### Problem details
Below are some records. Copy every line in them that holds "zoom".

-- START OF Data for the task --

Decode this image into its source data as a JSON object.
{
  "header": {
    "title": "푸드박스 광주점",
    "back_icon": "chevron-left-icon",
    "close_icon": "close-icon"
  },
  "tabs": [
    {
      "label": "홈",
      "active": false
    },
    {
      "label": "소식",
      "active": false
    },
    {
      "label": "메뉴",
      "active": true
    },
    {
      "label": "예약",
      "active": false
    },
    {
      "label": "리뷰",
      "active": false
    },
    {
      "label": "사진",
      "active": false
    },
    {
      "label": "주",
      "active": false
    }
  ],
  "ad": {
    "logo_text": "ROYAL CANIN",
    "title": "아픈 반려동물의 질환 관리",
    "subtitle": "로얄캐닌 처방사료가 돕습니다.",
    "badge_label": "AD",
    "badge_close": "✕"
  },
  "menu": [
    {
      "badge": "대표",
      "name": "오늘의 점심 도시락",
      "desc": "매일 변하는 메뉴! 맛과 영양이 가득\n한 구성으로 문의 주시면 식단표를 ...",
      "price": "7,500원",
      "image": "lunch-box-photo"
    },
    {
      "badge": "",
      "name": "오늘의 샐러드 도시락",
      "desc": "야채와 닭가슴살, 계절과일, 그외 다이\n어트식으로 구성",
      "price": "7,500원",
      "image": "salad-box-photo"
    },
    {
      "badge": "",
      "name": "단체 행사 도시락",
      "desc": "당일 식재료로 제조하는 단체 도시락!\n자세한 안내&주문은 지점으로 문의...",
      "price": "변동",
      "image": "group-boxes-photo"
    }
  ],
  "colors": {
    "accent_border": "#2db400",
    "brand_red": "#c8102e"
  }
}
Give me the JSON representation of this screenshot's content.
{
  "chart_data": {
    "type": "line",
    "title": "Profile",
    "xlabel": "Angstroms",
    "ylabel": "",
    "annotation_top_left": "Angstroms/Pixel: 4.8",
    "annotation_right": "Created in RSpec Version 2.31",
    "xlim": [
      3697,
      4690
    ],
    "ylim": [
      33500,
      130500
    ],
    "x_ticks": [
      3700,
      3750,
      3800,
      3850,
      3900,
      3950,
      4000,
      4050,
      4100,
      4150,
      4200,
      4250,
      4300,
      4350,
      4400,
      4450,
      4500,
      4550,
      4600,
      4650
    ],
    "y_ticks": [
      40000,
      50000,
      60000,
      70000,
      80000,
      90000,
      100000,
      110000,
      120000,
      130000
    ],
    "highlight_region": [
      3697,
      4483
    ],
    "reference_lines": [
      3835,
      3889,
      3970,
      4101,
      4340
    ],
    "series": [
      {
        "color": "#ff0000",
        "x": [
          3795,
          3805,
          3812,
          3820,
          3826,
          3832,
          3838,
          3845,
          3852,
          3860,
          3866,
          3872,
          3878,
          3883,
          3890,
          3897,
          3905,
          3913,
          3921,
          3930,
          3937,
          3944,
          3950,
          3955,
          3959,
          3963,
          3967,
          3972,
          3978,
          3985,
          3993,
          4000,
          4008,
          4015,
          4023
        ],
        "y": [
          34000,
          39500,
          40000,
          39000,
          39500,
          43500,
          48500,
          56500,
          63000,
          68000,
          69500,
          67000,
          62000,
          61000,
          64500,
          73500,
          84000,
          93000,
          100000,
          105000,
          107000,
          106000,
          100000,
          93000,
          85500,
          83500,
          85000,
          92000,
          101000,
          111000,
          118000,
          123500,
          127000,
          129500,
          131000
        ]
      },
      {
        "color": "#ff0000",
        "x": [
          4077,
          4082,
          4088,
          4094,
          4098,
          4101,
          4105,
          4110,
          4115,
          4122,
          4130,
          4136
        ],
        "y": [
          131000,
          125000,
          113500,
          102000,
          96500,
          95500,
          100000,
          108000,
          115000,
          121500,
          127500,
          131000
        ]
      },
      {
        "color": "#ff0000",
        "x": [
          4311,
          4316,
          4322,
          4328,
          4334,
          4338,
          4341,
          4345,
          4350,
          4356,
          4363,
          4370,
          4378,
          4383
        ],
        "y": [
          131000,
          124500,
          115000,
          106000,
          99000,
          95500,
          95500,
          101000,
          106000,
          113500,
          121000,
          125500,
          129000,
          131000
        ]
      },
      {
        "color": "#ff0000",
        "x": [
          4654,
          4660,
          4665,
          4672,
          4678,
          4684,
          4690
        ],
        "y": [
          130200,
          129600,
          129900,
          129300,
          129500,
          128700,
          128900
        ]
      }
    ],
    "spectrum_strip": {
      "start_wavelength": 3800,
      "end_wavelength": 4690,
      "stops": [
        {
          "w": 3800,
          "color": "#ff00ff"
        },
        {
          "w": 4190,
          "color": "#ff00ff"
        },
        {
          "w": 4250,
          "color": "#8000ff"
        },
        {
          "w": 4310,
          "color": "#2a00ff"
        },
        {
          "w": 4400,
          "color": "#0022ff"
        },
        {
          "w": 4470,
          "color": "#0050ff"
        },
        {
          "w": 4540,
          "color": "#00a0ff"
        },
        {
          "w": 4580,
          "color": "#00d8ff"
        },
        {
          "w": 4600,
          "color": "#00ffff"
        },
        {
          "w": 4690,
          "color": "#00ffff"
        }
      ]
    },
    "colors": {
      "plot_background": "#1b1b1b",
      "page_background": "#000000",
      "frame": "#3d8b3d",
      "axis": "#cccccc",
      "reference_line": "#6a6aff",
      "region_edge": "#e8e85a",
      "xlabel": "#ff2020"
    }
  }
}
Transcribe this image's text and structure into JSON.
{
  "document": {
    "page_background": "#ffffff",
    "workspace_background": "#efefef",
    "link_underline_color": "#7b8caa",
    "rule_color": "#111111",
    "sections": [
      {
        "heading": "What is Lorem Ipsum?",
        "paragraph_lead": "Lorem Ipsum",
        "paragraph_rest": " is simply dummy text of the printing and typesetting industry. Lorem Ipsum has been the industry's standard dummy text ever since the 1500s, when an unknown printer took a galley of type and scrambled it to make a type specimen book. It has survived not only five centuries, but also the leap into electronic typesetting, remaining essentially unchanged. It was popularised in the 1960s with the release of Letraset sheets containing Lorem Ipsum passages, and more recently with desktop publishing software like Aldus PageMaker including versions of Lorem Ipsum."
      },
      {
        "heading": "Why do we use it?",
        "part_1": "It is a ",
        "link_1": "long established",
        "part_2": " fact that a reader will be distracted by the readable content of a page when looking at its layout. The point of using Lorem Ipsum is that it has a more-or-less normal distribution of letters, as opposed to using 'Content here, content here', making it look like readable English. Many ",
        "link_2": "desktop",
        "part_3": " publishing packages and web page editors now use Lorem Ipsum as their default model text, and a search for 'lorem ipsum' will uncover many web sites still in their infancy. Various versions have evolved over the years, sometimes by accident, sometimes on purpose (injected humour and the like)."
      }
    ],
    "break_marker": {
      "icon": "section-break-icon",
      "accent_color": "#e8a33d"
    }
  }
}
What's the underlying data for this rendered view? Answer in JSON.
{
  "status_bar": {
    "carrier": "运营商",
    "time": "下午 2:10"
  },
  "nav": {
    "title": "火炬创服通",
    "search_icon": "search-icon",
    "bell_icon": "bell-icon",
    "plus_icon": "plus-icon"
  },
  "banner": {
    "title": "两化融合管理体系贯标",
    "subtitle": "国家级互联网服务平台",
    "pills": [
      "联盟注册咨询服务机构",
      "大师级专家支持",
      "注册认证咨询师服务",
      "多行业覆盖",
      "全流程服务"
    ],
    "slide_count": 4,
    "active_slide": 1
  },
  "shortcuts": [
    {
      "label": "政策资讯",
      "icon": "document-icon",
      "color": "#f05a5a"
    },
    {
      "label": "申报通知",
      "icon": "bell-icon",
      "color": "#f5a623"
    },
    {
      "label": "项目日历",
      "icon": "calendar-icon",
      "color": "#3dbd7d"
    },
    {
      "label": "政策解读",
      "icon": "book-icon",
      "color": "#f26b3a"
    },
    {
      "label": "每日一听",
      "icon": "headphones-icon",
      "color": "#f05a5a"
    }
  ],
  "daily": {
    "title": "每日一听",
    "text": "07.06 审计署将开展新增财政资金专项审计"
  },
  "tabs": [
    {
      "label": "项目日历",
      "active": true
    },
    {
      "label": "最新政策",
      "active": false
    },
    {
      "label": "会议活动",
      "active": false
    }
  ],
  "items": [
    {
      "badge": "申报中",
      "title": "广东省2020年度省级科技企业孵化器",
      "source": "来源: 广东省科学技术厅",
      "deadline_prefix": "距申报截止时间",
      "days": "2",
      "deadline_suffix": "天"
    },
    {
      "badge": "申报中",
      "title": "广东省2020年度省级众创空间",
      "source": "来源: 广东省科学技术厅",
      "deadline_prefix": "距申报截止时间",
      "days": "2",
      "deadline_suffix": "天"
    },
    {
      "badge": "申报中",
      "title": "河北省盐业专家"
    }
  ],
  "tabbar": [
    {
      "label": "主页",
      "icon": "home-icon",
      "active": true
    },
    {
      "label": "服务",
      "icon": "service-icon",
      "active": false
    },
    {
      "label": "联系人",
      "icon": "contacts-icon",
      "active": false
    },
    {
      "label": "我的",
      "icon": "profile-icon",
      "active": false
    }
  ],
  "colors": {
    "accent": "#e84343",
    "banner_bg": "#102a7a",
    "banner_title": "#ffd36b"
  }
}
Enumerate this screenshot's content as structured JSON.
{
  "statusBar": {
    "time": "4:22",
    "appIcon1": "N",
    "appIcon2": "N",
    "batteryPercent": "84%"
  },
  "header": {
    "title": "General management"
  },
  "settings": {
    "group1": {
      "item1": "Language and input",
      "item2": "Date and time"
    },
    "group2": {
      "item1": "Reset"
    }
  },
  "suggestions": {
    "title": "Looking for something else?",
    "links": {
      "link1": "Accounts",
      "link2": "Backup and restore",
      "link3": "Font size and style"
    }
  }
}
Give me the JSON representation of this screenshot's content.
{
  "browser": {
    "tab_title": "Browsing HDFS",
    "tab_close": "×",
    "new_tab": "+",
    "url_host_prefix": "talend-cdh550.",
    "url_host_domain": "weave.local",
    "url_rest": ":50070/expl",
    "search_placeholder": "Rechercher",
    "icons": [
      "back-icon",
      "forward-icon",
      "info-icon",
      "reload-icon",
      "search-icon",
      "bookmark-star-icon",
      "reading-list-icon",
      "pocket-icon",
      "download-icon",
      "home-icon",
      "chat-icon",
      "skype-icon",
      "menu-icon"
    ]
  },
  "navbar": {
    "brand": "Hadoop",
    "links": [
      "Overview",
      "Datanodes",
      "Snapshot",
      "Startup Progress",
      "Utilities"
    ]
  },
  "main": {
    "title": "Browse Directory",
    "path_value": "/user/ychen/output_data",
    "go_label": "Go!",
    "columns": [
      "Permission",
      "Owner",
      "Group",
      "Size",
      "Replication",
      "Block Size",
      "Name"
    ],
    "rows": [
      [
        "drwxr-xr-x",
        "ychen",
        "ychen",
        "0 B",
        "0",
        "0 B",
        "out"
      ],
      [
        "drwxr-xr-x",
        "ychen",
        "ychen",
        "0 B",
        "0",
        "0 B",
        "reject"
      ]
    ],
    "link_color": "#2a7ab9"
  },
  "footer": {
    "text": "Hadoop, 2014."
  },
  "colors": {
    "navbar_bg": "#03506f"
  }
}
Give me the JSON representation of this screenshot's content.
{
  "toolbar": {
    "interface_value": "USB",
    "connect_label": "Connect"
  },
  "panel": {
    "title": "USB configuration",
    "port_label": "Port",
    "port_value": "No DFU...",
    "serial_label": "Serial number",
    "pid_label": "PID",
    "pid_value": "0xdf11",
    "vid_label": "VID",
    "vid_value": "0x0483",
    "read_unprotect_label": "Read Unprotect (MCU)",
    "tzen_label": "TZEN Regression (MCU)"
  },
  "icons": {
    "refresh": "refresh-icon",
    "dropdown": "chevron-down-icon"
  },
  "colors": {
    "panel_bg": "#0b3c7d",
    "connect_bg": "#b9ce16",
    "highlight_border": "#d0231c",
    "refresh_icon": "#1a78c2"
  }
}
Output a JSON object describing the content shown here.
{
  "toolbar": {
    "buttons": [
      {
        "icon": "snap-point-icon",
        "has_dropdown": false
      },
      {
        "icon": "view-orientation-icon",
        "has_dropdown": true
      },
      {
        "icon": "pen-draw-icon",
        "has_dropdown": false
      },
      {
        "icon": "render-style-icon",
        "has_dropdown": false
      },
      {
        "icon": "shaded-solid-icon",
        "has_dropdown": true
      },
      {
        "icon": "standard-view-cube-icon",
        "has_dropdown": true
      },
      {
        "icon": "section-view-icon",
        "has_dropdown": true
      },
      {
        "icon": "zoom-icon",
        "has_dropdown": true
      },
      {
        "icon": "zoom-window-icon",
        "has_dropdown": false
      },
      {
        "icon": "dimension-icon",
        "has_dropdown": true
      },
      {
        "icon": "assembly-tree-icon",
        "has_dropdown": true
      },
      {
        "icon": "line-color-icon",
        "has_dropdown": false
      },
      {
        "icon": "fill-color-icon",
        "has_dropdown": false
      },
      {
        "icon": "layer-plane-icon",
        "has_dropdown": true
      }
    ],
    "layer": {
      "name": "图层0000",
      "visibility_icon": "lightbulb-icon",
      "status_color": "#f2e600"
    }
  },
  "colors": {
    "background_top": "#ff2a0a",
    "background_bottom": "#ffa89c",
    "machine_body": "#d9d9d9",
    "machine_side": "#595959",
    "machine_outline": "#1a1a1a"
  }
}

-- END OF Data for the task --

### Exercise result
        "icon": "zoom-icon",
        "icon": "zoom-window-icon",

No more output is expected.